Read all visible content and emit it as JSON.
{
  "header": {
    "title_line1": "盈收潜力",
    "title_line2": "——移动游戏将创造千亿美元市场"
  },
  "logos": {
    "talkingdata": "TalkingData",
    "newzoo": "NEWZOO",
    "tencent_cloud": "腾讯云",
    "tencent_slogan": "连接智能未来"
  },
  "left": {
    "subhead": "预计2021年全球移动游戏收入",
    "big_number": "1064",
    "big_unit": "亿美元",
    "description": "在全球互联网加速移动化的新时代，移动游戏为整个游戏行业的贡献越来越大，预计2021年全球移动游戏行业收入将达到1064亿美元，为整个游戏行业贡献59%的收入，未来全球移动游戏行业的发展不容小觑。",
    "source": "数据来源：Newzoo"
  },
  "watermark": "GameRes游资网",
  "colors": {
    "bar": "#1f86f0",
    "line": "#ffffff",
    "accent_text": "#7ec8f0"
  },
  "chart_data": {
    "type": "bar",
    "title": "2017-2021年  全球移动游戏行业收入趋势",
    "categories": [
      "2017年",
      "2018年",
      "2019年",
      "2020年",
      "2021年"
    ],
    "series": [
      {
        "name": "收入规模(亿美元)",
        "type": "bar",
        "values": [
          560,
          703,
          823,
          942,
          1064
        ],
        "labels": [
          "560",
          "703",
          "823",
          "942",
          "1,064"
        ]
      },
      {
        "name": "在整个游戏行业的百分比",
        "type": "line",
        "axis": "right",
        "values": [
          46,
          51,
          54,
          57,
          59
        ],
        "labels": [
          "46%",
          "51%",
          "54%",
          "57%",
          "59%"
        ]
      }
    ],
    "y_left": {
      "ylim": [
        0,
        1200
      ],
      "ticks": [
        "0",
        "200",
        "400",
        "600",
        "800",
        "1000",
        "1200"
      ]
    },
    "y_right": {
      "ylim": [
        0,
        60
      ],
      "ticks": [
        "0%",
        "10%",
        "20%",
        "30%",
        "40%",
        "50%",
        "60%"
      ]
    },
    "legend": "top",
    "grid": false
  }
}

•••

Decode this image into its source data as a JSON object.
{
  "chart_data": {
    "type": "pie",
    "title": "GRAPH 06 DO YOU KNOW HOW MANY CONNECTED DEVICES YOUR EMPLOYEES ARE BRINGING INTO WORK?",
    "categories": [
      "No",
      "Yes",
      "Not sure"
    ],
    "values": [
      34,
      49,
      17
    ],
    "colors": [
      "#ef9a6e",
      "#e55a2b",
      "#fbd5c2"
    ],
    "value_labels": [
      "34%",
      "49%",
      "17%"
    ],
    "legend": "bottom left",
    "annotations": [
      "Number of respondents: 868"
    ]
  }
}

•••

### Job
Count how many lines hold the string "JSON" and give that number alone.

### Answer to the task
2